# PROVIDED RECORDS start

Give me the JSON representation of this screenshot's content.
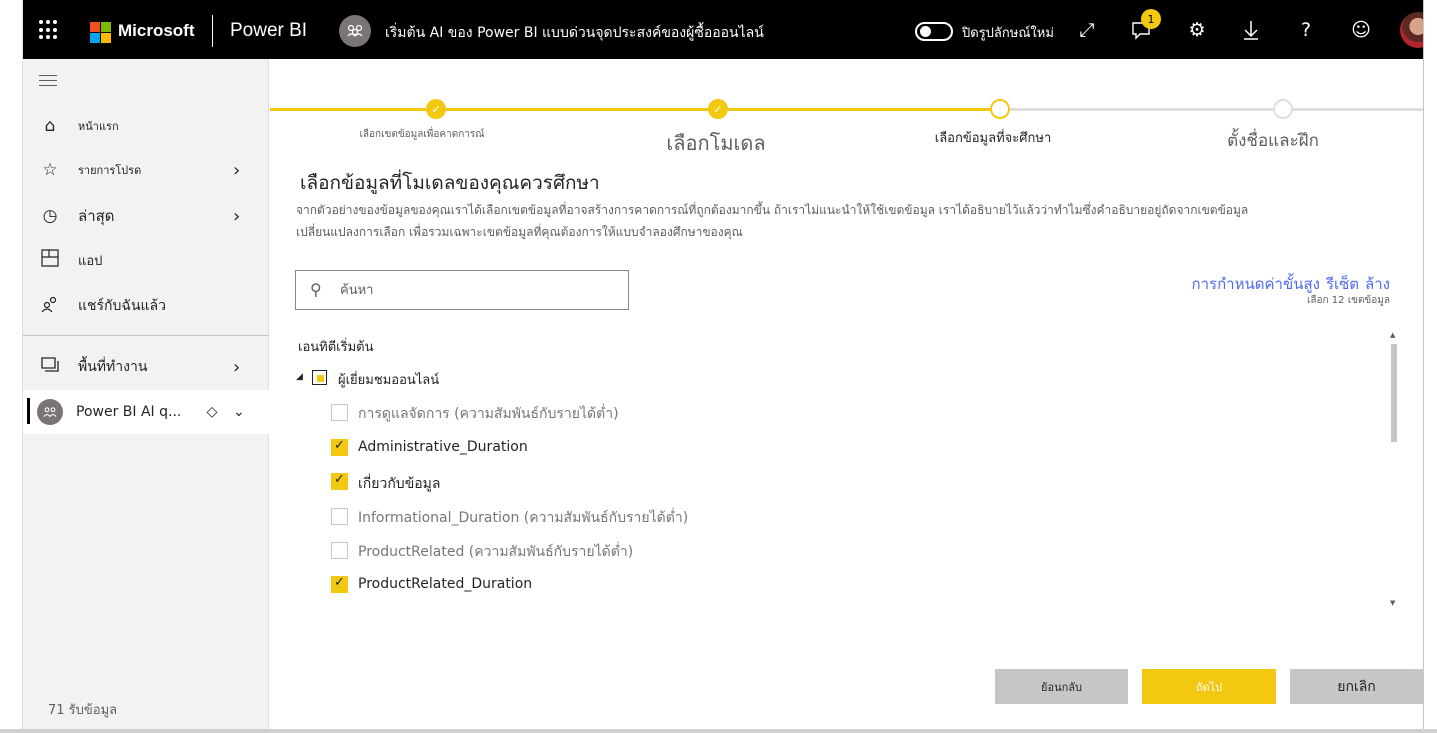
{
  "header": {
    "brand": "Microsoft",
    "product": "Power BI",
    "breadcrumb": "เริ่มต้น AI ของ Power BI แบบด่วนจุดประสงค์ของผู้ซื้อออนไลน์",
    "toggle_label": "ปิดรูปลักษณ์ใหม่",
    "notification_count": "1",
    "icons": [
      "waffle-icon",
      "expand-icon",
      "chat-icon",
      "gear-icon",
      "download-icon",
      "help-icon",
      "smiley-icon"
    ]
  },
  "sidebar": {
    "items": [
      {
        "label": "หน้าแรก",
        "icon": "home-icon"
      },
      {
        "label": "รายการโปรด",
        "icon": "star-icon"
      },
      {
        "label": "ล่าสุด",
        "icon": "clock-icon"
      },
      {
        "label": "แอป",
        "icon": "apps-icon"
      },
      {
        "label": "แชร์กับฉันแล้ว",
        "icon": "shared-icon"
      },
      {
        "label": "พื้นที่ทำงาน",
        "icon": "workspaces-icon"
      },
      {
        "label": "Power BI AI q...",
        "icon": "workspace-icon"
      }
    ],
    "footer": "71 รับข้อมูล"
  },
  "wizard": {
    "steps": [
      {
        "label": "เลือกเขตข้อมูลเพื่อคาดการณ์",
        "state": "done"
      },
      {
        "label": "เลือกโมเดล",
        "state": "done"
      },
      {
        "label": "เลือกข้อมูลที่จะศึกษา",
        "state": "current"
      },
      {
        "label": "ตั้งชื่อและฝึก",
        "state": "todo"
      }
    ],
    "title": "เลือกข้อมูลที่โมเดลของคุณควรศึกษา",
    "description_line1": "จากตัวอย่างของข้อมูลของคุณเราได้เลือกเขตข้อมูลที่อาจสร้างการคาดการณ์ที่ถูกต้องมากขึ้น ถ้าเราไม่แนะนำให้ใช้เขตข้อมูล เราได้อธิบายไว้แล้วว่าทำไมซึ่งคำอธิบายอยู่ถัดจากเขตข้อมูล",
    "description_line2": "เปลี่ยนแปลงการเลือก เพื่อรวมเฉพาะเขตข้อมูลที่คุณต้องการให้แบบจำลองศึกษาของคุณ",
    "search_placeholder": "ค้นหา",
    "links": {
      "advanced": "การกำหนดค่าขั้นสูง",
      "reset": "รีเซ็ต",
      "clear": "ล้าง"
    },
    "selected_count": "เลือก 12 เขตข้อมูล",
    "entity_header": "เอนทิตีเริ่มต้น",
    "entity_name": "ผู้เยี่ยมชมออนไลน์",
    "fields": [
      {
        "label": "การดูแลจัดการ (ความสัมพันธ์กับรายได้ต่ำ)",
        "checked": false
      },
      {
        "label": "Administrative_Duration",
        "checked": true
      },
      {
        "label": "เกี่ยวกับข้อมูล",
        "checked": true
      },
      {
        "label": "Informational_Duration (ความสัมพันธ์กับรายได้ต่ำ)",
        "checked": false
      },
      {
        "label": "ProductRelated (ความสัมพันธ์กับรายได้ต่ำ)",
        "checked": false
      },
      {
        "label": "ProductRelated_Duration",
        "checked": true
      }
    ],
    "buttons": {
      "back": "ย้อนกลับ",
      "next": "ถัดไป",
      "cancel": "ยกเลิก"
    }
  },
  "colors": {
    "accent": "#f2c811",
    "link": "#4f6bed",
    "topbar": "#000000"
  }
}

# PROVIDED RECORDS end
# PROVIDED RECORDS start

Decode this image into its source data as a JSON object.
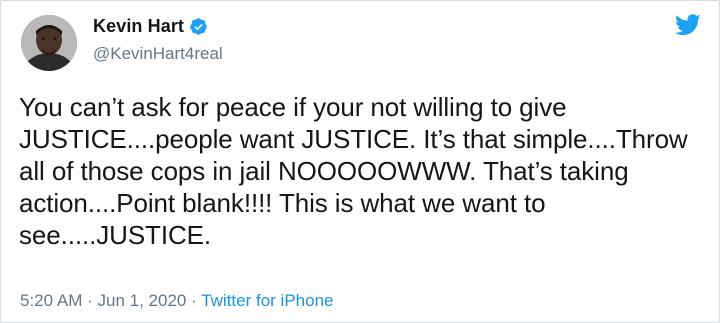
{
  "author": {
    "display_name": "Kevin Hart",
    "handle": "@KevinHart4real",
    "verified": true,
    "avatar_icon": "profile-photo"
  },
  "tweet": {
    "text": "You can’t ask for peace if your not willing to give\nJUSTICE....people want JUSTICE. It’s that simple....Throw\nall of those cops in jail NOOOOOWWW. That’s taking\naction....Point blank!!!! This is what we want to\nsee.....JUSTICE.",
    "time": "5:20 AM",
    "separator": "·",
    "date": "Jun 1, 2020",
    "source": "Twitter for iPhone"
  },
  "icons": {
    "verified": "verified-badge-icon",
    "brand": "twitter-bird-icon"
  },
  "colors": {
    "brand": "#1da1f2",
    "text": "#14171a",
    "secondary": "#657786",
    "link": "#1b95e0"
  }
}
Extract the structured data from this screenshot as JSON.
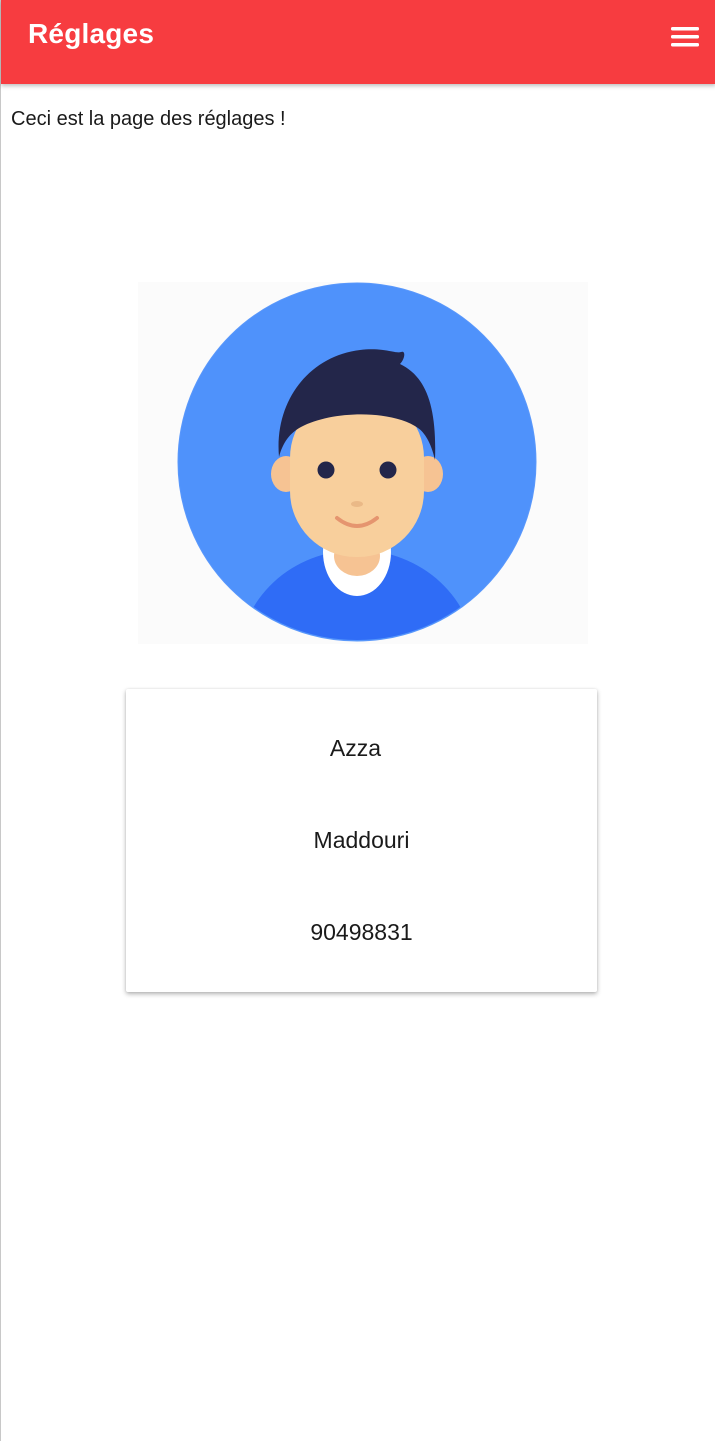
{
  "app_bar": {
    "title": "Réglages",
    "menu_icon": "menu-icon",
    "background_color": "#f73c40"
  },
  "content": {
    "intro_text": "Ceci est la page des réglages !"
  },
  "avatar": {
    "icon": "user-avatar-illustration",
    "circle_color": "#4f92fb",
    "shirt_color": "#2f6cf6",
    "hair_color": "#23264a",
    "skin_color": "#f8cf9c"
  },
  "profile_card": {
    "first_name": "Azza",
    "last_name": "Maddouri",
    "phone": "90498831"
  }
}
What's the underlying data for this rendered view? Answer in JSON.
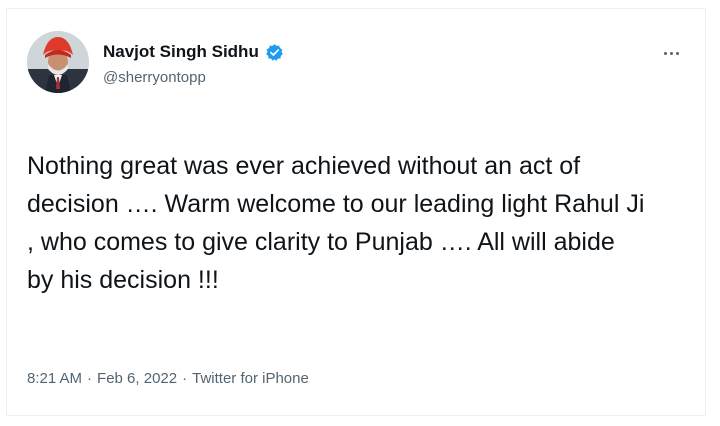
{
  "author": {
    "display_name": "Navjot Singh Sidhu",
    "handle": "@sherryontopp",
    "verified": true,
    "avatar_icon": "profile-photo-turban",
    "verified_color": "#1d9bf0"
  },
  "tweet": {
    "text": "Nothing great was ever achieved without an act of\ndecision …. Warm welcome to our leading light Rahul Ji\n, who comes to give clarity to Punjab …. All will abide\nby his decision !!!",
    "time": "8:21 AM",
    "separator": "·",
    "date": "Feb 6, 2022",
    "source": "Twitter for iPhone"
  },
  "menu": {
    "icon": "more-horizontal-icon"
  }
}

# PROVIDED RECORDS end
# PROVIDED RECORDS start

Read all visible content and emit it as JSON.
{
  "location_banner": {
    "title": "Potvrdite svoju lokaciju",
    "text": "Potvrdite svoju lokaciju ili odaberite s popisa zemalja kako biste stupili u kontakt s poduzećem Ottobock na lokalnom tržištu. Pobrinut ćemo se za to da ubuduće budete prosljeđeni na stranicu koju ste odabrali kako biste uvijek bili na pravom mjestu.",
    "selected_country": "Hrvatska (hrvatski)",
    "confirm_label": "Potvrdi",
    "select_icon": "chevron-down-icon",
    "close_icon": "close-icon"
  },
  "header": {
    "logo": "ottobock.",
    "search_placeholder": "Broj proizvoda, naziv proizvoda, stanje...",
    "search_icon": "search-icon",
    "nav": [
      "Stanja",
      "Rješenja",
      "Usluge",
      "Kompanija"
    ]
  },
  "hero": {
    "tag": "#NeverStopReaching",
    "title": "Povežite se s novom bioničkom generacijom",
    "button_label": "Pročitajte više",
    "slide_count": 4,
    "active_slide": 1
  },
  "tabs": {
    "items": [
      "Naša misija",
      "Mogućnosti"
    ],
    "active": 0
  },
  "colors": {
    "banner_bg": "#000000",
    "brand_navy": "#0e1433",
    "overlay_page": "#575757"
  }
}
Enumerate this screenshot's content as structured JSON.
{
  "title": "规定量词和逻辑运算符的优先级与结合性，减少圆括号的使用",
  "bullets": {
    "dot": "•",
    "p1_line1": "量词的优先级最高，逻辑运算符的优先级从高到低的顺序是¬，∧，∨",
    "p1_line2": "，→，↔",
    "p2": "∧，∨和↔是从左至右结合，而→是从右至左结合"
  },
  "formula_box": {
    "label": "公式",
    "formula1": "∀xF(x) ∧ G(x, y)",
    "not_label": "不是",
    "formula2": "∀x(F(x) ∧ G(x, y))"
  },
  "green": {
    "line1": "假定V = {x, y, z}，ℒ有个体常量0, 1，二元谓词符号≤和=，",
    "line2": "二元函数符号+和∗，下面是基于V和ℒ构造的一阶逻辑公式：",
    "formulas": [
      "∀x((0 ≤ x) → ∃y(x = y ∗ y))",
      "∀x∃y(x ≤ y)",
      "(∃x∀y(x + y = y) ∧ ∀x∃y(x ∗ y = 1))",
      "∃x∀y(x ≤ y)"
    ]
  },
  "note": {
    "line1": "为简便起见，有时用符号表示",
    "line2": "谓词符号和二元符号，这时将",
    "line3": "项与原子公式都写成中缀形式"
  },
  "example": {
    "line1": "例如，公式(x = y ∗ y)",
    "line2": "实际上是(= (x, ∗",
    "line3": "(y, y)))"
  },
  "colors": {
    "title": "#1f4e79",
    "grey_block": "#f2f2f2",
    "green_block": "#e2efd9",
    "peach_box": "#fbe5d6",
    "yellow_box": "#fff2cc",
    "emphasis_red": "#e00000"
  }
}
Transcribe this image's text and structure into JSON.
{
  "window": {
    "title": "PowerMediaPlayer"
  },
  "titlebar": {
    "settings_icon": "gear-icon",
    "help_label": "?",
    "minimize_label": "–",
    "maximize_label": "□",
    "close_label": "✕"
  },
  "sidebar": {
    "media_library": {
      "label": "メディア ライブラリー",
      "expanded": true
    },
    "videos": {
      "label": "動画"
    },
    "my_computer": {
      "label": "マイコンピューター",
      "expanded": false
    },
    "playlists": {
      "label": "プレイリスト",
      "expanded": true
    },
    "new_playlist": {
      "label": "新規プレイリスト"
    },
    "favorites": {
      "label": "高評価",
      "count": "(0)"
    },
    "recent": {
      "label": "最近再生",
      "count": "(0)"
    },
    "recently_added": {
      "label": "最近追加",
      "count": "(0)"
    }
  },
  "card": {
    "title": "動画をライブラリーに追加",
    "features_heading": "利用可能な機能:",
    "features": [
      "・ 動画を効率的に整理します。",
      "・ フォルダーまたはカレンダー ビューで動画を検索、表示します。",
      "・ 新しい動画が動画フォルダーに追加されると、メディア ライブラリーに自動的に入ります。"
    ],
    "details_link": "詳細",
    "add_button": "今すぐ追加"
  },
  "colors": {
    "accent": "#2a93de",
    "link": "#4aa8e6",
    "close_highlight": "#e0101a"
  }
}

# PROVIDED RECORDS end

[YOUR OBJECTIVE] Above are the records. Copy every line in them holding "JSON".

[RESULT OF THIS TASK]
Give me the JSON representation of this screenshot's content.
Decode this image into its source data as a JSON object.
Extract the structured data from this screenshot as JSON.
What's the underlying data for this rendered view? Answer in JSON.
Read all visible content and emit it as JSON.
Enumerate this screenshot's content as structured JSON.
Transcribe this image's text and structure into JSON.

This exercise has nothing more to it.